_THE TASK:_
Extract the complete listing and repeat it word for word.

_DATA RECORDS:_
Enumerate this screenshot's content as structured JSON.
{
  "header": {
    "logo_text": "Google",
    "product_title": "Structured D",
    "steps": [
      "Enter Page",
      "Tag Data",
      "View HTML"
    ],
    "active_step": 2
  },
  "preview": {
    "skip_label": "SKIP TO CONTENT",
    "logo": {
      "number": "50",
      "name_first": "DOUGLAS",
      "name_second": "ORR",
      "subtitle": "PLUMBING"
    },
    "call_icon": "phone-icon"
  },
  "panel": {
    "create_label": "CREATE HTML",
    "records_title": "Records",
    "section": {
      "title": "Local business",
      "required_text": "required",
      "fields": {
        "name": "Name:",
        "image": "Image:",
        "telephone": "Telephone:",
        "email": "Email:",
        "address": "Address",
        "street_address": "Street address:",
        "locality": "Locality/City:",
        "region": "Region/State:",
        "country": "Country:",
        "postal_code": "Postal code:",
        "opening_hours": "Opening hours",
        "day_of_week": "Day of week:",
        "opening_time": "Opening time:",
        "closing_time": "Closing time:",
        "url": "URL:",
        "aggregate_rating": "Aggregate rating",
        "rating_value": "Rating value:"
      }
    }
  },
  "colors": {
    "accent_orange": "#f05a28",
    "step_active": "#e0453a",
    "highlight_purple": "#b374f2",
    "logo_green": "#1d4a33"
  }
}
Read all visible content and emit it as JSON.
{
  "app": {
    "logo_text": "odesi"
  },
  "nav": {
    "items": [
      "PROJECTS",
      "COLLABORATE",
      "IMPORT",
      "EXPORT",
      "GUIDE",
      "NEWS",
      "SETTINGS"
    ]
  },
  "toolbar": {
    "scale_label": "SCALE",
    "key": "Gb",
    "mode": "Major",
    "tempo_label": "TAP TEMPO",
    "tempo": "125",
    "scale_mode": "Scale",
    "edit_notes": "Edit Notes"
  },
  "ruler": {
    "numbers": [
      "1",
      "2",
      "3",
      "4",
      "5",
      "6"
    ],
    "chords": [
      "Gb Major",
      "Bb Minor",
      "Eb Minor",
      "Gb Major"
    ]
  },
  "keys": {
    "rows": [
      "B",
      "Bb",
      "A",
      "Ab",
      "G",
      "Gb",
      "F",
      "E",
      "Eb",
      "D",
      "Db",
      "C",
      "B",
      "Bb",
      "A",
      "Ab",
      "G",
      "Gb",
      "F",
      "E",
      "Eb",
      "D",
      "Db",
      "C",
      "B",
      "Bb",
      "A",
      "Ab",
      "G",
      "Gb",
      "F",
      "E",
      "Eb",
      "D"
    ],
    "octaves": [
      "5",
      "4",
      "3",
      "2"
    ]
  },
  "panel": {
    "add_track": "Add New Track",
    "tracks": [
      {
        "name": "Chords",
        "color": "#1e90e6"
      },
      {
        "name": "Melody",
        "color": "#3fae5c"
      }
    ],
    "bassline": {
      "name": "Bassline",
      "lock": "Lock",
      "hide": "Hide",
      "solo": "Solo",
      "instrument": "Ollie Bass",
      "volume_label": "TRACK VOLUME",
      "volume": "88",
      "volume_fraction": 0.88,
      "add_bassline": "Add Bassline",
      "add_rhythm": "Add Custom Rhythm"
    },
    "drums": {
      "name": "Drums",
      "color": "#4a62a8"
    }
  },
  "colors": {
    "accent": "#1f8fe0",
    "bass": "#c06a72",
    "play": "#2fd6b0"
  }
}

_ANSWER TO THE PROBLEM:_
Enumerate this screenshot's content as structured JSON.
{
  "header": {
    "logo_text": "Google",
    "product_title": "Structured D",
    "steps": [
      "Enter Page",
      "Tag Data",
      "View HTML"
    ],
    "active_step": 2
  },
  "preview": {
    "skip_label": "SKIP TO CONTENT",
    "logo": {
      "number": "50",
      "name_first": "DOUGLAS",
      "name_second": "ORR",
      "subtitle": "PLUMBING"
    },
    "call_icon": "phone-icon"
  },
  "panel": {
    "create_label": "CREATE HTML",
    "records_title": "Records",
    "section": {
      "title": "Local business",
      "required_text": "required",
      "fields": {
        "name": "Name:",
        "image": "Image:",
        "telephone": "Telephone:",
        "email": "Email:",
        "address": "Address",
        "street_address": "Street address:",
        "locality": "Locality/City:",
        "region": "Region/State:",
        "country": "Country:",
        "postal_code": "Postal code:",
        "opening_hours": "Opening hours",
        "day_of_week": "Day of week:",
        "opening_time": "Opening time:",
        "closing_time": "Closing time:",
        "url": "URL:",
        "aggregate_rating": "Aggregate rating",
        "rating_value": "Rating value:"
      }
    }
  },
  "colors": {
    "accent_orange": "#f05a28",
    "step_active": "#e0453a",
    "highlight_purple": "#b374f2",
    "logo_green": "#1d4a33"
  }
}
Read all visible content and emit it as JSON.
{
  "app": {
    "logo_text": "odesi"
  },
  "nav": {
    "items": [
      "PROJECTS",
      "COLLABORATE",
      "IMPORT",
      "EXPORT",
      "GUIDE",
      "NEWS",
      "SETTINGS"
    ]
  },
  "toolbar": {
    "scale_label": "SCALE",
    "key": "Gb",
    "mode": "Major",
    "tempo_label": "TAP TEMPO",
    "tempo": "125",
    "scale_mode": "Scale",
    "edit_notes": "Edit Notes"
  },
  "ruler": {
    "numbers": [
      "1",
      "2",
      "3",
      "4",
      "5",
      "6"
    ],
    "chords": [
      "Gb Major",
      "Bb Minor",
      "Eb Minor",
      "Gb Major"
    ]
  },
  "keys": {
    "rows": [
      "B",
      "Bb",
      "A",
      "Ab",
      "G",
      "Gb",
      "F",
      "E",
      "Eb",
      "D",
      "Db",
      "C",
      "B",
      "Bb",
      "A",
      "Ab",
      "G",
      "Gb",
      "F",
      "E",
      "Eb",
      "D",
      "Db",
      "C",
      "B",
      "Bb",
      "A",
      "Ab",
      "G",
      "Gb",
      "F",
      "E",
      "Eb",
      "D"
    ],
    "octaves": [
      "5",
      "4",
      "3",
      "2"
    ]
  },
  "panel": {
    "add_track": "Add New Track",
    "tracks": [
      {
        "name": "Chords",
        "color": "#1e90e6"
      },
      {
        "name": "Melody",
        "color": "#3fae5c"
      }
    ],
    "bassline": {
      "name": "Bassline",
      "lock": "Lock",
      "hide": "Hide",
      "solo": "Solo",
      "instrument": "Ollie Bass",
      "volume_label": "TRACK VOLUME",
      "volume": "88",
      "volume_fraction": 0.88,
      "add_bassline": "Add Bassline",
      "add_rhythm": "Add Custom Rhythm"
    },
    "drums": {
      "name": "Drums",
      "color": "#4a62a8"
    }
  },
  "colors": {
    "accent": "#1f8fe0",
    "bass": "#c06a72",
    "play": "#2fd6b0"
  }
}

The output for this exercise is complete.